Work to do —
Copy out the entries below in full and exactly.

Records excerpted from a collection —
────────
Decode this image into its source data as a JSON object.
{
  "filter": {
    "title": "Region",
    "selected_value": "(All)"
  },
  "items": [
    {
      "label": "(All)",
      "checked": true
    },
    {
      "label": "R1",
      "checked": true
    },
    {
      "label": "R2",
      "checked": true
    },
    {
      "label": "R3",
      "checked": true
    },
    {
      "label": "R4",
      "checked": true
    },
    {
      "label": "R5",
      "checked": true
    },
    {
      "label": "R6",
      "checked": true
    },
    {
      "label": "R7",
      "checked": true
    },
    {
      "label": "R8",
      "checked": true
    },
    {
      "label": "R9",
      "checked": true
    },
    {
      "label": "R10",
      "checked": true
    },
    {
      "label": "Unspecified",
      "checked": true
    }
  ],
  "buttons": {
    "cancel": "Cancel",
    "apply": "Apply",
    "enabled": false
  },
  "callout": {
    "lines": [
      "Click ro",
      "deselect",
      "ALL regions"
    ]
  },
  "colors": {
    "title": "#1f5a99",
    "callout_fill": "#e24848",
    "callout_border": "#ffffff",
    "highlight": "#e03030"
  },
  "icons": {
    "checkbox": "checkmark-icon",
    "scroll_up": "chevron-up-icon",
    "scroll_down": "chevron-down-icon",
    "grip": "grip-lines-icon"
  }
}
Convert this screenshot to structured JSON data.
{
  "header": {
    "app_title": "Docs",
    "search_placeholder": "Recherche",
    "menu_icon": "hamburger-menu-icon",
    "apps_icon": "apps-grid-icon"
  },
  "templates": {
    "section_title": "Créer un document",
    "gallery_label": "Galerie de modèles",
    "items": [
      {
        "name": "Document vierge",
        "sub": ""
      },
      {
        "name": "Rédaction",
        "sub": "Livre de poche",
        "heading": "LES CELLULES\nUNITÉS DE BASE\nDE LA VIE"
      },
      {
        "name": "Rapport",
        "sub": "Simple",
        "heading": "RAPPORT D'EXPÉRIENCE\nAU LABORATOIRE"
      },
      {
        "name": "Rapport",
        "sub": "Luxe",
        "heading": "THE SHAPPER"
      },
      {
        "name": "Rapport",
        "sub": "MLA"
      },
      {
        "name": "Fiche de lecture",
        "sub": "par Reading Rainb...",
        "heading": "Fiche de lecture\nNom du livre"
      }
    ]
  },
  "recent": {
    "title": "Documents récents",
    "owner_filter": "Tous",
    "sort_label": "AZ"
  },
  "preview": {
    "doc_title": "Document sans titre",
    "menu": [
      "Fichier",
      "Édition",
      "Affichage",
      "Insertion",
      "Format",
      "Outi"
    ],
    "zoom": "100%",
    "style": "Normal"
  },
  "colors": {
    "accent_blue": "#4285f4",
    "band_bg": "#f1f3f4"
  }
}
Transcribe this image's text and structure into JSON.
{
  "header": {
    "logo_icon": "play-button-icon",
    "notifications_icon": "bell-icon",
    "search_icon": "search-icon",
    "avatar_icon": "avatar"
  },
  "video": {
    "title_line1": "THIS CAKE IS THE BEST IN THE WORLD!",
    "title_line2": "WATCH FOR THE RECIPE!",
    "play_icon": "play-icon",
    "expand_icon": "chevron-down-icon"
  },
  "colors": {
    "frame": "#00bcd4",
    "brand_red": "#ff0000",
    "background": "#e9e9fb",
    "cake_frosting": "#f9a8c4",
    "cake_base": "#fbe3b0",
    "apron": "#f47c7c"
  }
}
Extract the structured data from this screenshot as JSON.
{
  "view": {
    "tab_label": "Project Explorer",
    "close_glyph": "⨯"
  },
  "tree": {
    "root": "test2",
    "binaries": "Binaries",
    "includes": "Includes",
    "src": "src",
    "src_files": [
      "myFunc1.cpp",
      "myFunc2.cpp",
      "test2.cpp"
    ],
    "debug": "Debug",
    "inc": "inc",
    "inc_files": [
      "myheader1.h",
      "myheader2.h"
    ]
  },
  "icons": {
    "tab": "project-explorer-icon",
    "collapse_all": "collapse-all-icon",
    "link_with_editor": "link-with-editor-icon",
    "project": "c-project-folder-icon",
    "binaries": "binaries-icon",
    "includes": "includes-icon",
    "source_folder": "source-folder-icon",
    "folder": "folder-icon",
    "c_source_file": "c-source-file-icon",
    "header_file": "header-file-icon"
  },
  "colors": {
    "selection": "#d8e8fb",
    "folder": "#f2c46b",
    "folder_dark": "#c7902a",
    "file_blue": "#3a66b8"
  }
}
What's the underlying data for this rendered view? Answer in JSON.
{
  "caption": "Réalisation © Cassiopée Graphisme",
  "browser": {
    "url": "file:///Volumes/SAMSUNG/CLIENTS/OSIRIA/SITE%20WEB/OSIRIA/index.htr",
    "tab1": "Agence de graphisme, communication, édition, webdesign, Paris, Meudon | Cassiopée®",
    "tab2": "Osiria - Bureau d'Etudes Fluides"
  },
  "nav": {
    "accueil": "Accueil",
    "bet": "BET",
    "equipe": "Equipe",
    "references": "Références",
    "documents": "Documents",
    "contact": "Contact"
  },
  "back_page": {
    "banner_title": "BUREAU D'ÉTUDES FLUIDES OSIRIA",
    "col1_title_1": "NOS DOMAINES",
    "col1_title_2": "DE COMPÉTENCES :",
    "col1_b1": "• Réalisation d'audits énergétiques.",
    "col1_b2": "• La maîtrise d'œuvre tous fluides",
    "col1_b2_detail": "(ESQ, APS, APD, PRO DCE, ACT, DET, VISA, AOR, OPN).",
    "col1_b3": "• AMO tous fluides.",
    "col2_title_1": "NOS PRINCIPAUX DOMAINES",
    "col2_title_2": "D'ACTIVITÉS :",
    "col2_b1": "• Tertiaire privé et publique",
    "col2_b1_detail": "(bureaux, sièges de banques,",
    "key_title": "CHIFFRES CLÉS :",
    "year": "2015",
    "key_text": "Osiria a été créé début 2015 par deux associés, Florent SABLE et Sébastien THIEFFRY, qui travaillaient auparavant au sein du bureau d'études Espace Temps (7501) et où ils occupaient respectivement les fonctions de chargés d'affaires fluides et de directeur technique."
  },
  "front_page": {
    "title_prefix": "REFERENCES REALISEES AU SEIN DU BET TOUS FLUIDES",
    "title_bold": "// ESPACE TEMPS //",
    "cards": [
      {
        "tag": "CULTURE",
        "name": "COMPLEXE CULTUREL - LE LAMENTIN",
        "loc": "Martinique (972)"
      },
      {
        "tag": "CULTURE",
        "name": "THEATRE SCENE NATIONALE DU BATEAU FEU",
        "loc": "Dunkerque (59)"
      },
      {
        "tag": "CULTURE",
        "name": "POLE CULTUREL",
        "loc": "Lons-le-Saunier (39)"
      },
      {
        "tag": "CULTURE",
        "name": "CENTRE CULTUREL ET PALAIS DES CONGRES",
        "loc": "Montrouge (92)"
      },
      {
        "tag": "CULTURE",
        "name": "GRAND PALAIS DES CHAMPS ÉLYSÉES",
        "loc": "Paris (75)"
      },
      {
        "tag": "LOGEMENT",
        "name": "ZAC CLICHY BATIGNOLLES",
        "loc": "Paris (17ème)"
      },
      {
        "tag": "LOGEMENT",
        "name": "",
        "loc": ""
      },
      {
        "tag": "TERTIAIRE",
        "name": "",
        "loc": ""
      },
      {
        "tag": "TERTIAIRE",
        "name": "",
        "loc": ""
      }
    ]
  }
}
────────
Task solution —
Decode this image into its source data as a JSON object.
{
  "filter": {
    "title": "Region",
    "selected_value": "(All)"
  },
  "items": [
    {
      "label": "(All)",
      "checked": true
    },
    {
      "label": "R1",
      "checked": true
    },
    {
      "label": "R2",
      "checked": true
    },
    {
      "label": "R3",
      "checked": true
    },
    {
      "label": "R4",
      "checked": true
    },
    {
      "label": "R5",
      "checked": true
    },
    {
      "label": "R6",
      "checked": true
    },
    {
      "label": "R7",
      "checked": true
    },
    {
      "label": "R8",
      "checked": true
    },
    {
      "label": "R9",
      "checked": true
    },
    {
      "label": "R10",
      "checked": true
    },
    {
      "label": "Unspecified",
      "checked": true
    }
  ],
  "buttons": {
    "cancel": "Cancel",
    "apply": "Apply",
    "enabled": false
  },
  "callout": {
    "lines": [
      "Click ro",
      "deselect",
      "ALL regions"
    ]
  },
  "colors": {
    "title": "#1f5a99",
    "callout_fill": "#e24848",
    "callout_border": "#ffffff",
    "highlight": "#e03030"
  },
  "icons": {
    "checkbox": "checkmark-icon",
    "scroll_up": "chevron-up-icon",
    "scroll_down": "chevron-down-icon",
    "grip": "grip-lines-icon"
  }
}
Convert this screenshot to structured JSON data.
{
  "header": {
    "app_title": "Docs",
    "search_placeholder": "Recherche",
    "menu_icon": "hamburger-menu-icon",
    "apps_icon": "apps-grid-icon"
  },
  "templates": {
    "section_title": "Créer un document",
    "gallery_label": "Galerie de modèles",
    "items": [
      {
        "name": "Document vierge",
        "sub": ""
      },
      {
        "name": "Rédaction",
        "sub": "Livre de poche",
        "heading": "LES CELLULES\nUNITÉS DE BASE\nDE LA VIE"
      },
      {
        "name": "Rapport",
        "sub": "Simple",
        "heading": "RAPPORT D'EXPÉRIENCE\nAU LABORATOIRE"
      },
      {
        "name": "Rapport",
        "sub": "Luxe",
        "heading": "THE SHAPPER"
      },
      {
        "name": "Rapport",
        "sub": "MLA"
      },
      {
        "name": "Fiche de lecture",
        "sub": "par Reading Rainb...",
        "heading": "Fiche de lecture\nNom du livre"
      }
    ]
  },
  "recent": {
    "title": "Documents récents",
    "owner_filter": "Tous",
    "sort_label": "AZ"
  },
  "preview": {
    "doc_title": "Document sans titre",
    "menu": [
      "Fichier",
      "Édition",
      "Affichage",
      "Insertion",
      "Format",
      "Outi"
    ],
    "zoom": "100%",
    "style": "Normal"
  },
  "colors": {
    "accent_blue": "#4285f4",
    "band_bg": "#f1f3f4"
  }
}
Transcribe this image's text and structure into JSON.
{
  "header": {
    "logo_icon": "play-button-icon",
    "notifications_icon": "bell-icon",
    "search_icon": "search-icon",
    "avatar_icon": "avatar"
  },
  "video": {
    "title_line1": "THIS CAKE IS THE BEST IN THE WORLD!",
    "title_line2": "WATCH FOR THE RECIPE!",
    "play_icon": "play-icon",
    "expand_icon": "chevron-down-icon"
  },
  "colors": {
    "frame": "#00bcd4",
    "brand_red": "#ff0000",
    "background": "#e9e9fb",
    "cake_frosting": "#f9a8c4",
    "cake_base": "#fbe3b0",
    "apron": "#f47c7c"
  }
}
Extract the structured data from this screenshot as JSON.
{
  "view": {
    "tab_label": "Project Explorer",
    "close_glyph": "⨯"
  },
  "tree": {
    "root": "test2",
    "binaries": "Binaries",
    "includes": "Includes",
    "src": "src",
    "src_files": [
      "myFunc1.cpp",
      "myFunc2.cpp",
      "test2.cpp"
    ],
    "debug": "Debug",
    "inc": "inc",
    "inc_files": [
      "myheader1.h",
      "myheader2.h"
    ]
  },
  "icons": {
    "tab": "project-explorer-icon",
    "collapse_all": "collapse-all-icon",
    "link_with_editor": "link-with-editor-icon",
    "project": "c-project-folder-icon",
    "binaries": "binaries-icon",
    "includes": "includes-icon",
    "source_folder": "source-folder-icon",
    "folder": "folder-icon",
    "c_source_file": "c-source-file-icon",
    "header_file": "header-file-icon"
  },
  "colors": {
    "selection": "#d8e8fb",
    "folder": "#f2c46b",
    "folder_dark": "#c7902a",
    "file_blue": "#3a66b8"
  }
}
What's the underlying data for this rendered view? Answer in JSON.
{
  "caption": "Réalisation © Cassiopée Graphisme",
  "browser": {
    "url": "file:///Volumes/SAMSUNG/CLIENTS/OSIRIA/SITE%20WEB/OSIRIA/index.htr",
    "tab1": "Agence de graphisme, communication, édition, webdesign, Paris, Meudon | Cassiopée®",
    "tab2": "Osiria - Bureau d'Etudes Fluides"
  },
  "nav": {
    "accueil": "Accueil",
    "bet": "BET",
    "equipe": "Equipe",
    "references": "Références",
    "documents": "Documents",
    "contact": "Contact"
  },
  "back_page": {
    "banner_title": "BUREAU D'ÉTUDES FLUIDES OSIRIA",
    "col1_title_1": "NOS DOMAINES",
    "col1_title_2": "DE COMPÉTENCES :",
    "col1_b1": "• Réalisation d'audits énergétiques.",
    "col1_b2": "• La maîtrise d'œuvre tous fluides",
    "col1_b2_detail": "(ESQ, APS, APD, PRO DCE, ACT, DET, VISA, AOR, OPN).",
    "col1_b3": "• AMO tous fluides.",
    "col2_title_1": "NOS PRINCIPAUX DOMAINES",
    "col2_title_2": "D'ACTIVITÉS :",
    "col2_b1": "• Tertiaire privé et publique",
    "col2_b1_detail": "(bureaux, sièges de banques,",
    "key_title": "CHIFFRES CLÉS :",
    "year": "2015",
    "key_text": "Osiria a été créé début 2015 par deux associés, Florent SABLE et Sébastien THIEFFRY, qui travaillaient auparavant au sein du bureau d'études Espace Temps (7501) et où ils occupaient respectivement les fonctions de chargés d'affaires fluides et de directeur technique."
  },
  "front_page": {
    "title_prefix": "REFERENCES REALISEES AU SEIN DU BET TOUS FLUIDES",
    "title_bold": "// ESPACE TEMPS //",
    "cards": [
      {
        "tag": "CULTURE",
        "name": "COMPLEXE CULTUREL - LE LAMENTIN",
        "loc": "Martinique (972)"
      },
      {
        "tag": "CULTURE",
        "name": "THEATRE SCENE NATIONALE DU BATEAU FEU",
        "loc": "Dunkerque (59)"
      },
      {
        "tag": "CULTURE",
        "name": "POLE CULTUREL",
        "loc": "Lons-le-Saunier (39)"
      },
      {
        "tag": "CULTURE",
        "name": "CENTRE CULTUREL ET PALAIS DES CONGRES",
        "loc": "Montrouge (92)"
      },
      {
        "tag": "CULTURE",
        "name": "GRAND PALAIS DES CHAMPS ÉLYSÉES",
        "loc": "Paris (75)"
      },
      {
        "tag": "LOGEMENT",
        "name": "ZAC CLICHY BATIGNOLLES",
        "loc": "Paris (17ème)"
      },
      {
        "tag": "LOGEMENT",
        "name": "",
        "loc": ""
      },
      {
        "tag": "TERTIAIRE",
        "name": "",
        "loc": ""
      },
      {
        "tag": "TERTIAIRE",
        "name": "",
        "loc": ""
      }
    ]
  }
}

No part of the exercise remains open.